WHAT TO DO »
From the entries that follow, pick out all lines holding "Snelheidsregeling".

DATASET EXCERPTS »
------------------------
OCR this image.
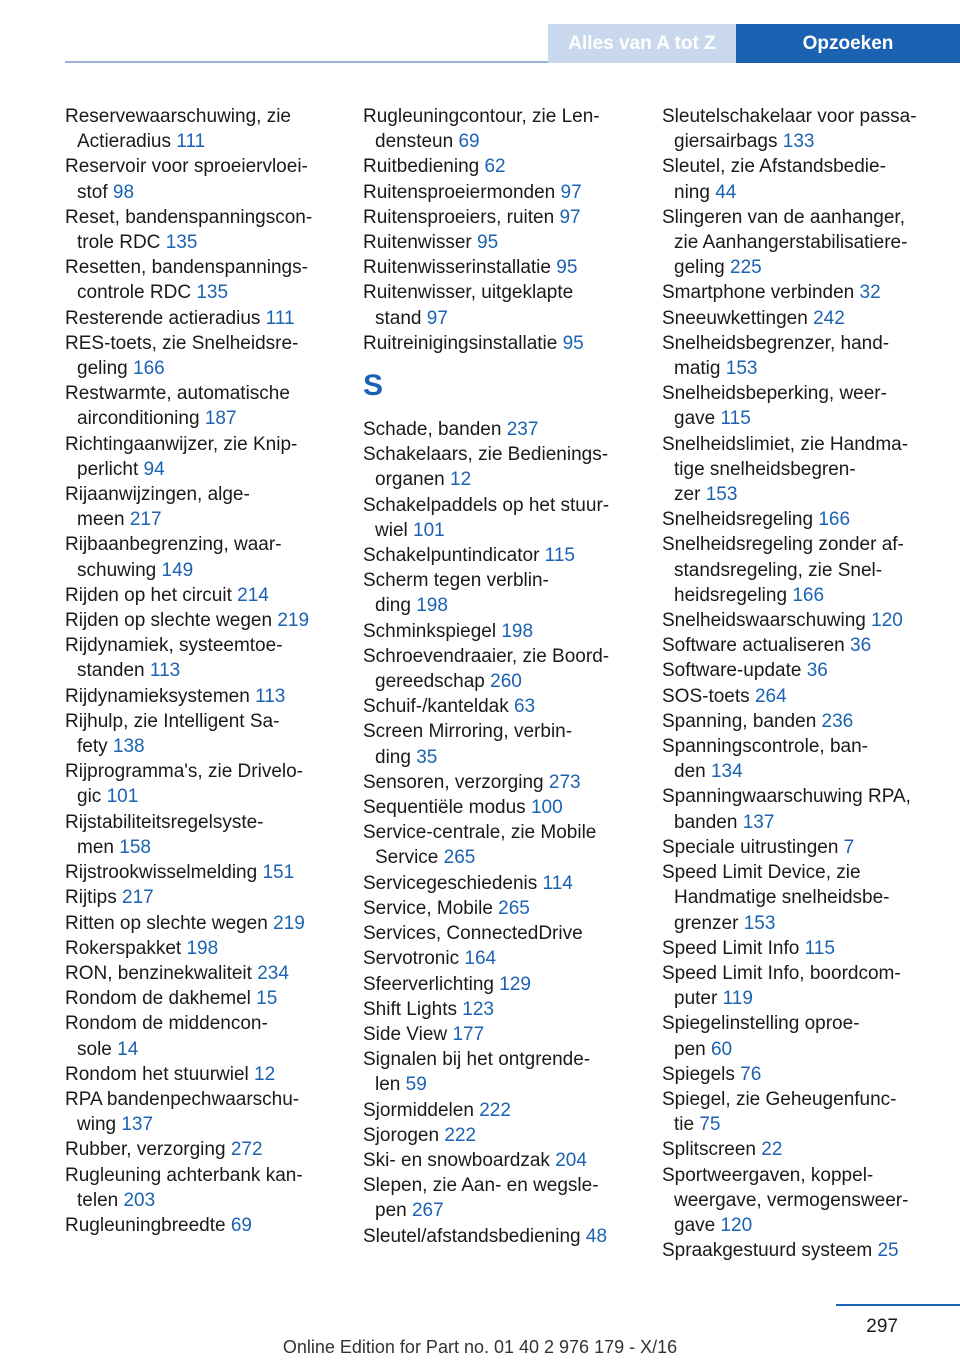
Alles van A tot Z	Opzoeken
Reservewaarschuwing, zie
Actieradius 111
Reservoir voor sproeiervloei-
stof 98
Reset, bandenspanningscon-
trole RDC 135
Resetten, bandenspannings-
controle RDC 135
Resterende actieradius 111
RES-toets, zie Snelheidsre-
geling 166
Restwarmte, automatische
airconditioning 187
Richtingaanwijzer, zie Knip-
perlicht 94
Rijaanwijzingen, alge-
meen 217
Rijbaanbegrenzing, waar-
schuwing 149
Rijden op het circuit 214
Rijden op slechte wegen 219
Rijdynamiek, systeemtoe-
standen 113
Rijdynamieksystemen 113
Rijhulp, zie Intelligent Sa-
fety 138
Rijprogramma's, zie Drivelo-
gic 101
Rijstabiliteitsregelsyste-
men 158
Rijstrookwisselmelding 151
Rijtips 217
Ritten op slechte wegen 219
Rokerspakket 198
RON, benzinekwaliteit 234
Rondom de dakhemel 15
Rondom de middencon-
sole 14
Rondom het stuurwiel 12
RPA bandenpechwaarschu-
wing 137
Rubber, verzorging 272
Rugleuning achterbank kan-
telen 203
Rugleuningbreedte 69
Rugleuningcontour, zie Len-
densteun 69
Ruitbediening 62
Ruitensproeiermonden 97
Ruitensproeiers, ruiten 97
Ruitenwisser 95
Ruitenwisserinstallatie 95
Ruitenwisser, uitgeklapte
stand 97
Ruitreinigingsinstallatie 95
S
Schade, banden 237
Schakelaars, zie Bedienings-
organen 12
Schakelpaddels op het stuur-
wiel 101
Schakelpuntindicator 115
Scherm tegen verblin-
ding 198
Schminkspiegel 198
Schroevendraaier, zie Boord-
gereedschap 260
Schuif-/kanteldak 63
Screen Mirroring, verbin-
ding 35
Sensoren, verzorging 273
Sequentiële modus 100
Service-centrale, zie Mobile
Service 265
Servicegeschiedenis 114
Service, Mobile 265
Services, ConnectedDrive
Servotronic 164
Sfeerverlichting 129
Shift Lights 123
Side View 177
Signalen bij het ontgrende-
len 59
Sjormiddelen 222
Sjorogen 222
Ski- en snowboardzak 204
Slepen, zie Aan- en wegsle-
pen 267
Sleutel/afstandsbediening 48
Sleutelschakelaar voor passa-
giersairbags 133
Sleutel, zie Afstandsbedie-
ning 44
Slingeren van de aanhanger,
zie Aanhangerstabilisatiere-
geling 225
Smartphone verbinden 32
Sneeuwkettingen 242
Snelheidsbegrenzer, hand-
matig 153
Snelheidsbeperking, weer-
gave 115
Snelheidslimiet, zie Handma-
tige snelheidsbegren-
zer 153
Snelheidsregeling 166
Snelheidsregeling zonder af-
standsregeling, zie Snel-
heidsregeling 166
Snelheidswaarschuwing 120
Software actualiseren 36
Software-update 36
SOS-toets 264
Spanning, banden 236
Spanningscontrole, ban-
den 134
Spanningwaarschuwing RPA,
banden 137
Speciale uitrustingen 7
Speed Limit Device, zie
Handmatige snelheidsbe-
grenzer 153
Speed Limit Info 115
Speed Limit Info, boordcom-
puter 119
Spiegelinstelling oproe-
pen 60
Spiegels 76
Spiegel, zie Geheugenfunc-
tie 75
Splitscreen 22
Sportweergaven, koppel-
weergave, vermogensweer-
gave 120
Spraakgestuurd systeem 25
297
Online Edition for Part no. 01 40 2 976 179 - X/16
------------------------
RESULT OF THIS EXERCISE »
Snelheidsregeling 166
Snelheidsregeling zonder af-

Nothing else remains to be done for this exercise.